[Stored dataset items]
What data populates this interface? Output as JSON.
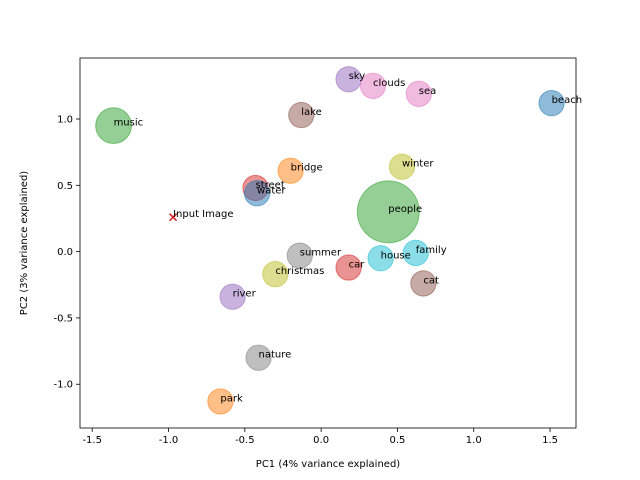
{
  "chart_data": {
    "type": "scatter",
    "xlabel": "PC1 (4% variance explained)",
    "ylabel": "PC2 (3% variance explained)",
    "xlim": [
      -1.58,
      1.67
    ],
    "ylim": [
      -1.33,
      1.46
    ],
    "xticks": [
      "-1.5",
      "-1.0",
      "-0.5",
      "0.0",
      "0.5",
      "1.0",
      "1.5"
    ],
    "xtick_values": [
      -1.5,
      -1.0,
      -0.5,
      0.0,
      0.5,
      1.0,
      1.5
    ],
    "yticks": [
      "-1.0",
      "-0.5",
      "0.0",
      "0.5",
      "1.0"
    ],
    "ytick_values": [
      -1.0,
      -0.5,
      0.0,
      0.5,
      1.0
    ],
    "grid": false,
    "points": [
      {
        "label": "beach",
        "x": 1.51,
        "y": 1.12,
        "size": 1,
        "color": "#1f77b4"
      },
      {
        "label": "sky",
        "x": 0.18,
        "y": 1.3,
        "size": 1,
        "color": "#9467bd"
      },
      {
        "label": "clouds",
        "x": 0.34,
        "y": 1.25,
        "size": 1,
        "color": "#e377c2"
      },
      {
        "label": "sea",
        "x": 0.64,
        "y": 1.19,
        "size": 1,
        "color": "#e377c2"
      },
      {
        "label": "lake",
        "x": -0.13,
        "y": 1.03,
        "size": 1,
        "color": "#8c564b"
      },
      {
        "label": "music",
        "x": -1.36,
        "y": 0.95,
        "size": 2,
        "color": "#2ca02c"
      },
      {
        "label": "winter",
        "x": 0.53,
        "y": 0.64,
        "size": 1,
        "color": "#bcbd22"
      },
      {
        "label": "bridge",
        "x": -0.2,
        "y": 0.61,
        "size": 1,
        "color": "#ff7f0e"
      },
      {
        "label": "street",
        "x": -0.43,
        "y": 0.48,
        "size": 1,
        "color": "#d62728"
      },
      {
        "label": "water",
        "x": -0.42,
        "y": 0.44,
        "size": 1,
        "color": "#1f77b4"
      },
      {
        "label": "people",
        "x": 0.44,
        "y": 0.3,
        "size": 6,
        "color": "#2ca02c"
      },
      {
        "label": "summer",
        "x": -0.14,
        "y": -0.03,
        "size": 1,
        "color": "#7f7f7f"
      },
      {
        "label": "family",
        "x": 0.62,
        "y": -0.01,
        "size": 1,
        "color": "#17becf"
      },
      {
        "label": "house",
        "x": 0.39,
        "y": -0.05,
        "size": 1,
        "color": "#17becf"
      },
      {
        "label": "car",
        "x": 0.18,
        "y": -0.12,
        "size": 1,
        "color": "#d62728"
      },
      {
        "label": "christmas",
        "x": -0.3,
        "y": -0.17,
        "size": 1,
        "color": "#bcbd22"
      },
      {
        "label": "cat",
        "x": 0.67,
        "y": -0.24,
        "size": 1,
        "color": "#8c564b"
      },
      {
        "label": "river",
        "x": -0.58,
        "y": -0.34,
        "size": 1,
        "color": "#9467bd"
      },
      {
        "label": "nature",
        "x": -0.41,
        "y": -0.8,
        "size": 1,
        "color": "#7f7f7f"
      },
      {
        "label": "park",
        "x": -0.66,
        "y": -1.13,
        "size": 1,
        "color": "#ff7f0e"
      }
    ],
    "input_point": {
      "label": "Input Image",
      "x": -0.97,
      "y": 0.26,
      "marker": "x",
      "color": "#d62728"
    }
  }
}
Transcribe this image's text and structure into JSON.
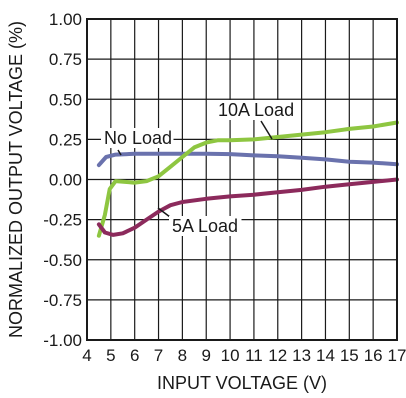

• **Task requirements**:
Every entry must be written out exactly, with all pictures left out.

• **Solution for this problem**:
What data populates this interface? Output as JSON.
{
  "chart_data": {
    "type": "scatter",
    "xlabel": "PC1 (4% variance explained)",
    "ylabel": "PC2 (3% variance explained)",
    "xlim": [
      -1.58,
      1.67
    ],
    "ylim": [
      -1.33,
      1.46
    ],
    "xticks": [
      "-1.5",
      "-1.0",
      "-0.5",
      "0.0",
      "0.5",
      "1.0",
      "1.5"
    ],
    "xtick_values": [
      -1.5,
      -1.0,
      -0.5,
      0.0,
      0.5,
      1.0,
      1.5
    ],
    "yticks": [
      "-1.0",
      "-0.5",
      "0.0",
      "0.5",
      "1.0"
    ],
    "ytick_values": [
      -1.0,
      -0.5,
      0.0,
      0.5,
      1.0
    ],
    "grid": false,
    "points": [
      {
        "label": "beach",
        "x": 1.51,
        "y": 1.12,
        "size": 1,
        "color": "#1f77b4"
      },
      {
        "label": "sky",
        "x": 0.18,
        "y": 1.3,
        "size": 1,
        "color": "#9467bd"
      },
      {
        "label": "clouds",
        "x": 0.34,
        "y": 1.25,
        "size": 1,
        "color": "#e377c2"
      },
      {
        "label": "sea",
        "x": 0.64,
        "y": 1.19,
        "size": 1,
        "color": "#e377c2"
      },
      {
        "label": "lake",
        "x": -0.13,
        "y": 1.03,
        "size": 1,
        "color": "#8c564b"
      },
      {
        "label": "music",
        "x": -1.36,
        "y": 0.95,
        "size": 2,
        "color": "#2ca02c"
      },
      {
        "label": "winter",
        "x": 0.53,
        "y": 0.64,
        "size": 1,
        "color": "#bcbd22"
      },
      {
        "label": "bridge",
        "x": -0.2,
        "y": 0.61,
        "size": 1,
        "color": "#ff7f0e"
      },
      {
        "label": "street",
        "x": -0.43,
        "y": 0.48,
        "size": 1,
        "color": "#d62728"
      },
      {
        "label": "water",
        "x": -0.42,
        "y": 0.44,
        "size": 1,
        "color": "#1f77b4"
      },
      {
        "label": "people",
        "x": 0.44,
        "y": 0.3,
        "size": 6,
        "color": "#2ca02c"
      },
      {
        "label": "summer",
        "x": -0.14,
        "y": -0.03,
        "size": 1,
        "color": "#7f7f7f"
      },
      {
        "label": "family",
        "x": 0.62,
        "y": -0.01,
        "size": 1,
        "color": "#17becf"
      },
      {
        "label": "house",
        "x": 0.39,
        "y": -0.05,
        "size": 1,
        "color": "#17becf"
      },
      {
        "label": "car",
        "x": 0.18,
        "y": -0.12,
        "size": 1,
        "color": "#d62728"
      },
      {
        "label": "christmas",
        "x": -0.3,
        "y": -0.17,
        "size": 1,
        "color": "#bcbd22"
      },
      {
        "label": "cat",
        "x": 0.67,
        "y": -0.24,
        "size": 1,
        "color": "#8c564b"
      },
      {
        "label": "river",
        "x": -0.58,
        "y": -0.34,
        "size": 1,
        "color": "#9467bd"
      },
      {
        "label": "nature",
        "x": -0.41,
        "y": -0.8,
        "size": 1,
        "color": "#7f7f7f"
      },
      {
        "label": "park",
        "x": -0.66,
        "y": -1.13,
        "size": 1,
        "color": "#ff7f0e"
      }
    ],
    "input_point": {
      "label": "Input Image",
      "x": -0.97,
      "y": 0.26,
      "marker": "x",
      "color": "#d62728"
    }
  }
}
Transcribe this image's text and structure into JSON.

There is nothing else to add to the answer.